TASK> Count up the lines in the following listing that hold the word "JSON", then give only that count.

RECORDS FOR THE EXERCISE>
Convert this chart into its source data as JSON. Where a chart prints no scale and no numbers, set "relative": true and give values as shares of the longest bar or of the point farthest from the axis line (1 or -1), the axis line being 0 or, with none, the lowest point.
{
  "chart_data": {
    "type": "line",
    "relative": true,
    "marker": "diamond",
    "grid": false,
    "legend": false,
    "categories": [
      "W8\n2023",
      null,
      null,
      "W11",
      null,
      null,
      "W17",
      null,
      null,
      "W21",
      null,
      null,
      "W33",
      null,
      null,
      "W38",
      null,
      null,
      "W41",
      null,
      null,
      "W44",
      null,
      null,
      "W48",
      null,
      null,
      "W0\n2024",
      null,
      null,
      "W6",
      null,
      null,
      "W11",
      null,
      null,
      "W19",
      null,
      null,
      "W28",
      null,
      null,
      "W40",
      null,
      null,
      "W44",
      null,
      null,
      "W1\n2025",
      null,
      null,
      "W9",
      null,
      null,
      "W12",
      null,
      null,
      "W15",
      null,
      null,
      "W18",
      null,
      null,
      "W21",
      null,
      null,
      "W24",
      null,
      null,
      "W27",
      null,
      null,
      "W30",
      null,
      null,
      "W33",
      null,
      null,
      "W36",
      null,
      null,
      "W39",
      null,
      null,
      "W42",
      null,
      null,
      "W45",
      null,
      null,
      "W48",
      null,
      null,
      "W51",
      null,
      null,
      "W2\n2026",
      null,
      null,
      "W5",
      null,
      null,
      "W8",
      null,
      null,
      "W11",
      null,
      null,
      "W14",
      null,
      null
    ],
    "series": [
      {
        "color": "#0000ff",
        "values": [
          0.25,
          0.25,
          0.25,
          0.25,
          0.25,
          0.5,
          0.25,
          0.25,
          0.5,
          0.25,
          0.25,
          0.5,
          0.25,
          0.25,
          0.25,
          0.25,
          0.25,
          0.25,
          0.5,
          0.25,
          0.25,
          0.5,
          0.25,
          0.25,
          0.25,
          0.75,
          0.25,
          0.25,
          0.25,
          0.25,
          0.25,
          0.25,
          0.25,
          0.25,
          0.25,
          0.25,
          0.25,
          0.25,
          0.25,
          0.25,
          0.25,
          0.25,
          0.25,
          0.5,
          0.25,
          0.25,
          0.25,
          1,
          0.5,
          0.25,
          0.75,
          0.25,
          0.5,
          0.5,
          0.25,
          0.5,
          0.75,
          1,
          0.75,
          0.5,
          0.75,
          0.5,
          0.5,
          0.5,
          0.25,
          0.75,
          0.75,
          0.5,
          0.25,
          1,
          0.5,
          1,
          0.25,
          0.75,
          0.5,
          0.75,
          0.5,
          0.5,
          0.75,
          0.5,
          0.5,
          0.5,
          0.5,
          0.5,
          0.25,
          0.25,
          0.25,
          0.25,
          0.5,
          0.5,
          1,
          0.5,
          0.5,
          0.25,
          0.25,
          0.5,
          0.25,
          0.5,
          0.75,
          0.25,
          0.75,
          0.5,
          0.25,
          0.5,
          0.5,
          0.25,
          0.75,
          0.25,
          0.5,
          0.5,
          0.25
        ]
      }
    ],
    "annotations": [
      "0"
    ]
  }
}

==

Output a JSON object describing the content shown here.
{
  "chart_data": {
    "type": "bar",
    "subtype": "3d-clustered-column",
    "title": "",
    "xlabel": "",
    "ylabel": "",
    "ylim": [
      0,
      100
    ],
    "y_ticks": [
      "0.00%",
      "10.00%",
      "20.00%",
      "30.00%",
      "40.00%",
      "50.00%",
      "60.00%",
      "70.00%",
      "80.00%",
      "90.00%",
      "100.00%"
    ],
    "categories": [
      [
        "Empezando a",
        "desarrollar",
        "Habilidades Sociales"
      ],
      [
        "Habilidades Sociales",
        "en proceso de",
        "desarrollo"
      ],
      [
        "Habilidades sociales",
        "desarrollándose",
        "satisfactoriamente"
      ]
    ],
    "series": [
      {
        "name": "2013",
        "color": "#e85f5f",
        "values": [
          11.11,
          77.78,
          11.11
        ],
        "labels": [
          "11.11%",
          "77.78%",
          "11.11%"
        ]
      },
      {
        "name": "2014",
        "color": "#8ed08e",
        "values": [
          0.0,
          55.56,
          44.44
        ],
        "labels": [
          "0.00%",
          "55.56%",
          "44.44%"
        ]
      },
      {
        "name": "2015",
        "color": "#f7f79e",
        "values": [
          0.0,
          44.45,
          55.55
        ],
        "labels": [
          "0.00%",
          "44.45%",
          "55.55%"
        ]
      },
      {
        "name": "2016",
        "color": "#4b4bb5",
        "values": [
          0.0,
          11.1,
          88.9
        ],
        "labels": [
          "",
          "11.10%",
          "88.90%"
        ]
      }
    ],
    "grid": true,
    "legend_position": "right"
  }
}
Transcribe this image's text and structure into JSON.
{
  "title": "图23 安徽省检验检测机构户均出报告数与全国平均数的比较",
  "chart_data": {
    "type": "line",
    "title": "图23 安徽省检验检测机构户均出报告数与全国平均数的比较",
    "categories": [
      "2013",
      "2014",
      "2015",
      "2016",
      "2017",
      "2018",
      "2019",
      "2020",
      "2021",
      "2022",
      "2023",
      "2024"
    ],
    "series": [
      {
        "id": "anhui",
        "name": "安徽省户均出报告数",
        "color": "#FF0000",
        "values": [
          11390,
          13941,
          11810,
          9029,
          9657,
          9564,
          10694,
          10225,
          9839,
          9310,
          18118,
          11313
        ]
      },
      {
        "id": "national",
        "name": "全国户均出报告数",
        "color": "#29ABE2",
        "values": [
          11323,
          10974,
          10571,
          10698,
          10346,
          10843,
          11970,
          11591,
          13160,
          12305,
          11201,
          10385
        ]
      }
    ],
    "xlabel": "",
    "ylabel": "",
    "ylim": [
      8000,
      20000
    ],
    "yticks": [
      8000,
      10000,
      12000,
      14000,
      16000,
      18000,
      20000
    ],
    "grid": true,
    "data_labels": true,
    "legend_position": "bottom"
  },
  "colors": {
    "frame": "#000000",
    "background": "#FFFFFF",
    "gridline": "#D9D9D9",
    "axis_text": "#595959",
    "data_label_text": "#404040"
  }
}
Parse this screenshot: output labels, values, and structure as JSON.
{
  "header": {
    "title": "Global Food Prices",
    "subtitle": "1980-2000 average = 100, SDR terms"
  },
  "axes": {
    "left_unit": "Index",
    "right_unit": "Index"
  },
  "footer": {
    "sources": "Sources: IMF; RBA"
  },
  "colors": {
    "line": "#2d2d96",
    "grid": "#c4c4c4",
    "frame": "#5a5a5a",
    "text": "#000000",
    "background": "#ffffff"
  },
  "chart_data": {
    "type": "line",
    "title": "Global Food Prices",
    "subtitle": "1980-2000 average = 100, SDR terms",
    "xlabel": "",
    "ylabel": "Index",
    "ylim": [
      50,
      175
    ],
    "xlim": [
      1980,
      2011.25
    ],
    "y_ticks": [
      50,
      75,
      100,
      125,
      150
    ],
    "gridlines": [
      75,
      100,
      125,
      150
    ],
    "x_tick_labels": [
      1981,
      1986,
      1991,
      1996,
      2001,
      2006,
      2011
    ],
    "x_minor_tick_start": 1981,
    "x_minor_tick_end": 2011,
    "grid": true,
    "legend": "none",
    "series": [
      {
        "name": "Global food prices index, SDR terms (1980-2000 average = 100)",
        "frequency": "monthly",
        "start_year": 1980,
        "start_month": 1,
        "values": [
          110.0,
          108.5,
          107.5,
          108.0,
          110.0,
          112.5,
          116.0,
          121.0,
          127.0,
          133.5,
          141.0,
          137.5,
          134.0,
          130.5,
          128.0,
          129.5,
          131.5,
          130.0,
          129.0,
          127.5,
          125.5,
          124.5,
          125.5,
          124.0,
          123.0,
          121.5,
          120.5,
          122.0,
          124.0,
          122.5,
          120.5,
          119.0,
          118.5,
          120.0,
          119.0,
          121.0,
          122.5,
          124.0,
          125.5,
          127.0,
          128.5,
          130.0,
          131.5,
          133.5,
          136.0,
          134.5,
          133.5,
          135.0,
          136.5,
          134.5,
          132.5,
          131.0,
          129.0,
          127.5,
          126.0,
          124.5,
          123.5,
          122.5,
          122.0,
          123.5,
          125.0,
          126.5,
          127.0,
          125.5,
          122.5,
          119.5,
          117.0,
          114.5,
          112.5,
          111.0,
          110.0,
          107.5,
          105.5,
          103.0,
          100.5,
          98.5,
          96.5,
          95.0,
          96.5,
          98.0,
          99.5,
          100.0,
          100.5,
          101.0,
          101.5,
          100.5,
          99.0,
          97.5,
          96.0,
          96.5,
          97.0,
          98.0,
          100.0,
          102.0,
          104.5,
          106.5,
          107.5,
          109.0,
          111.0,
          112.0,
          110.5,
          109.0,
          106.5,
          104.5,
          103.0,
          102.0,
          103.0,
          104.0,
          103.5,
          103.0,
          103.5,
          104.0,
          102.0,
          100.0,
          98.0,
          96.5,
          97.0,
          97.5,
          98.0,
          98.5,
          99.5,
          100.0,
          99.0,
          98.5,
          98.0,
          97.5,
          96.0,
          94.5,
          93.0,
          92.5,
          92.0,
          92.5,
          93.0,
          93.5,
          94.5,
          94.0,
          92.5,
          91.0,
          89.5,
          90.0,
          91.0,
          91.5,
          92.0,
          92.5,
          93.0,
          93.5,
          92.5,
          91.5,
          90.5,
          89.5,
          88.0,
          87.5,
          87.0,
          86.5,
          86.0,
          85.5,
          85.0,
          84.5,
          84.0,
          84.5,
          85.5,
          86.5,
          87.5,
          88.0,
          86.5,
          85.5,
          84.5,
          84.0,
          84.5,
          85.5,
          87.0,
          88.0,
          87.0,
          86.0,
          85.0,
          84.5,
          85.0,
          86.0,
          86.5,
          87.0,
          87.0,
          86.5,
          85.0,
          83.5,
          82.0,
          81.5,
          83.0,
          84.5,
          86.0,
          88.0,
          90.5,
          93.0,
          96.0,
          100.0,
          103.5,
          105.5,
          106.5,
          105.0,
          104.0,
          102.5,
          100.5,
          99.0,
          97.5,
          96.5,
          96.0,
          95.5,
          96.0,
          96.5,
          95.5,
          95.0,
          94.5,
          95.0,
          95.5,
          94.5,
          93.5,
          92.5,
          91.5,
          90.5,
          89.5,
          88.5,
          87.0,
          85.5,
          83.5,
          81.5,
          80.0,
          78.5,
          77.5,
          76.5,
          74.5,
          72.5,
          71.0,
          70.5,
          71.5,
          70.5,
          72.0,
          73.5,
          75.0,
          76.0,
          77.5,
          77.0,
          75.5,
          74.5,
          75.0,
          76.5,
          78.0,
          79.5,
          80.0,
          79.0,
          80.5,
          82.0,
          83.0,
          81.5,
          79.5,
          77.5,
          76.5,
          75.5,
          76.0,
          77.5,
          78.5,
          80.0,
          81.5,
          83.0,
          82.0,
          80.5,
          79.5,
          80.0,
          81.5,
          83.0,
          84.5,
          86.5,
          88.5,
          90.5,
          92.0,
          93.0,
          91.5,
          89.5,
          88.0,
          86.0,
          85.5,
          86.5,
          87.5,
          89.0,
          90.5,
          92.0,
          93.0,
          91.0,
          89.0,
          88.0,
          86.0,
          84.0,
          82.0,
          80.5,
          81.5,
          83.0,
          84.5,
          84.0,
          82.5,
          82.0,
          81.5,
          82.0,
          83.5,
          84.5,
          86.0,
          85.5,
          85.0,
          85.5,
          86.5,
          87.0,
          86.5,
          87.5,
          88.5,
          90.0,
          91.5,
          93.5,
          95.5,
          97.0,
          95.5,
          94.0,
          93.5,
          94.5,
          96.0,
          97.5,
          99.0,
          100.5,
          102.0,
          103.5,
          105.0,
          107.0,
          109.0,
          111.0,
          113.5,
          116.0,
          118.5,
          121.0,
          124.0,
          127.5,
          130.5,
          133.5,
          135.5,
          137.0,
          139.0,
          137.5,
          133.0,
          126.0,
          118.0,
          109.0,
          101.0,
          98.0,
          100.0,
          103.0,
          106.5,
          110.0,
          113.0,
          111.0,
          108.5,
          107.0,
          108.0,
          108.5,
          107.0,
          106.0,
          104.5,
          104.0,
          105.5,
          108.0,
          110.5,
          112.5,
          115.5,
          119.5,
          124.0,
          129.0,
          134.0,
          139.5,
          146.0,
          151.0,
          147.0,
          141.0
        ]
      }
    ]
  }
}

COMPLETE ANSWER> 4